§ EXERCISE AIM
Emit the data below verbatim, stripping out any pictures.

[Dataset records]
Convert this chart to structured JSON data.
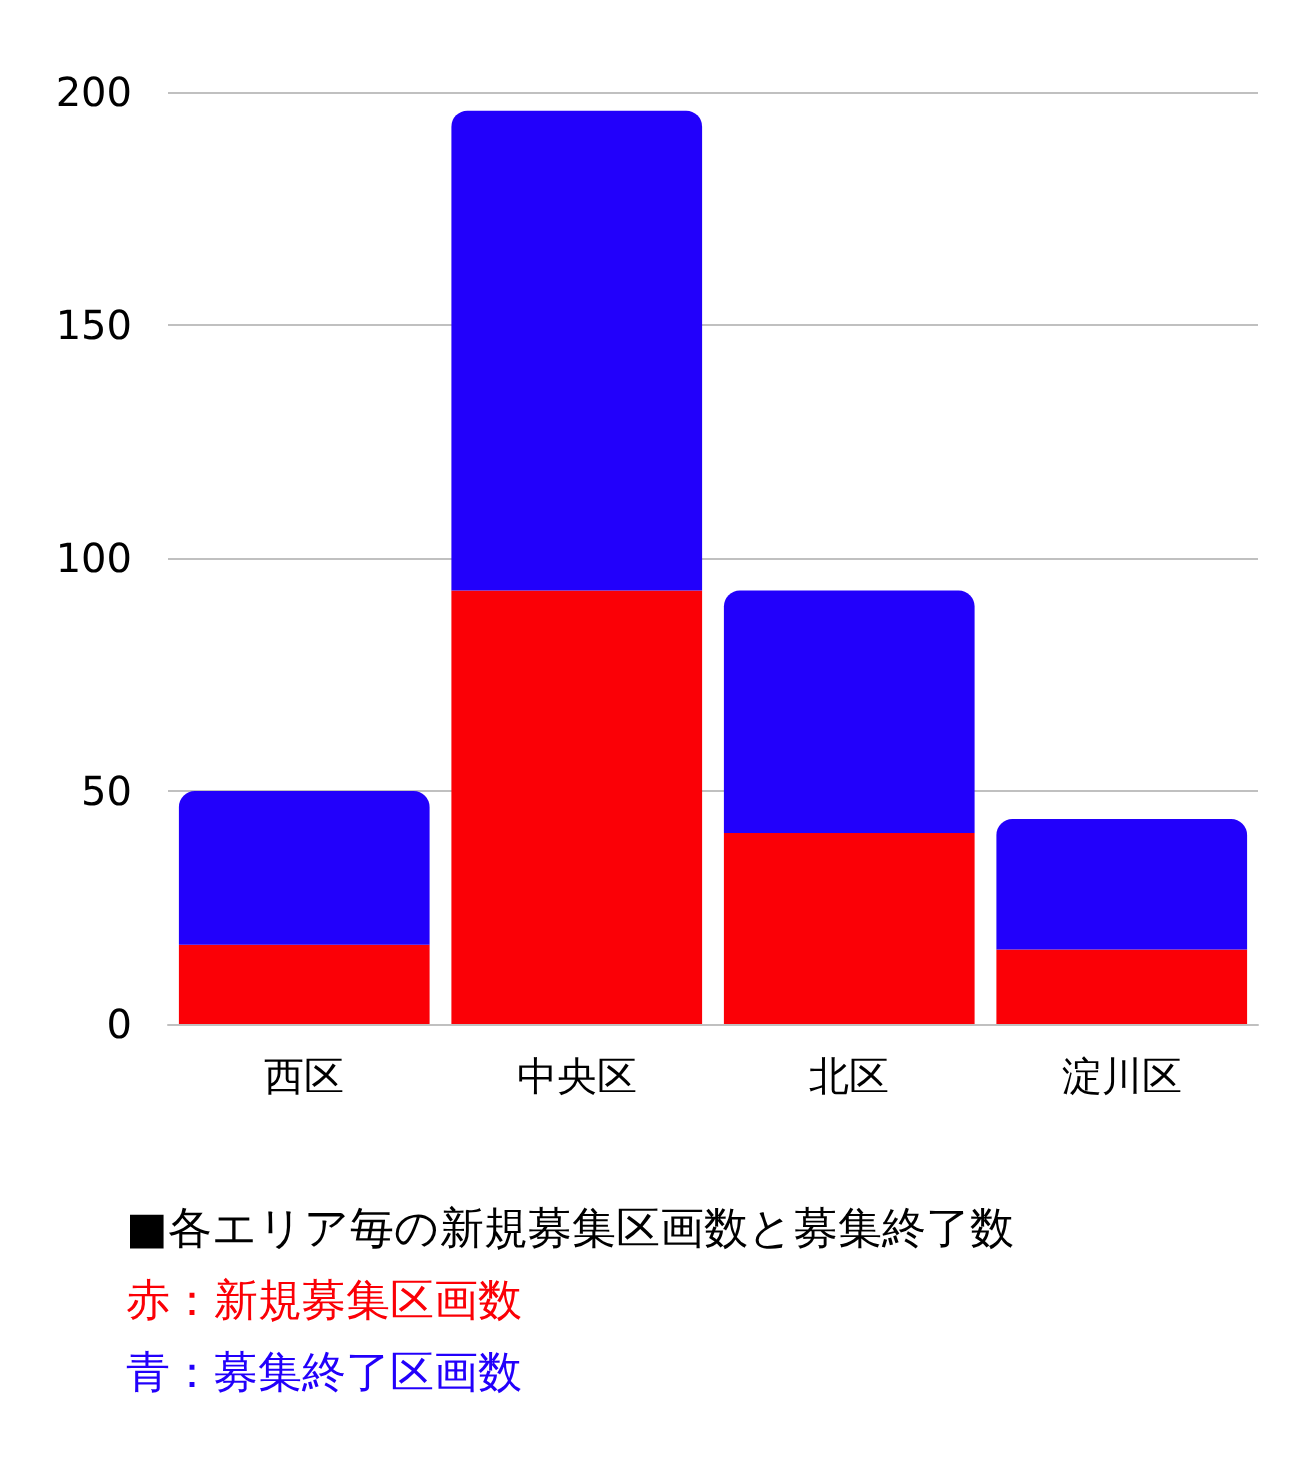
{
  "chart_data": {
    "type": "bar",
    "stacked": true,
    "categories": [
      "西区",
      "中央区",
      "北区",
      "淀川区"
    ],
    "series": [
      {
        "name": "赤：新規募集区画数",
        "color": "#fb0006",
        "values": [
          17,
          93,
          41,
          16
        ]
      },
      {
        "name": "青：募集終了区画数",
        "color": "#2200fb",
        "values": [
          33,
          103,
          52,
          28
        ]
      }
    ],
    "ylim": [
      0,
      200
    ],
    "yticks": [
      0,
      50,
      100,
      150,
      200
    ],
    "grid": "y",
    "annotations": [
      "■各エリア毎の新規募集区画数と募集終了数"
    ]
  }
}
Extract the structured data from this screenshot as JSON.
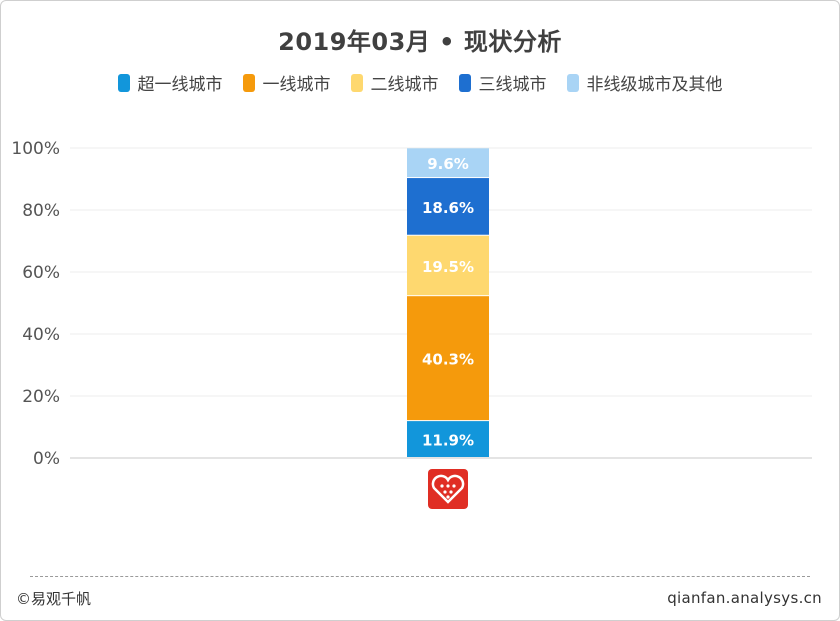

§ EXERCISE SOLUTION
Convert this chart to structured JSON data.
{
  "chart_data": {
    "type": "bar",
    "stacked": true,
    "categories": [
      "西区",
      "中央区",
      "北区",
      "淀川区"
    ],
    "series": [
      {
        "name": "赤：新規募集区画数",
        "color": "#fb0006",
        "values": [
          17,
          93,
          41,
          16
        ]
      },
      {
        "name": "青：募集終了区画数",
        "color": "#2200fb",
        "values": [
          33,
          103,
          52,
          28
        ]
      }
    ],
    "ylim": [
      0,
      200
    ],
    "yticks": [
      0,
      50,
      100,
      150,
      200
    ],
    "grid": "y",
    "annotations": [
      "■各エリア毎の新規募集区画数と募集終了数"
    ]
  }
}
Extract the structured data from this screenshot as JSON.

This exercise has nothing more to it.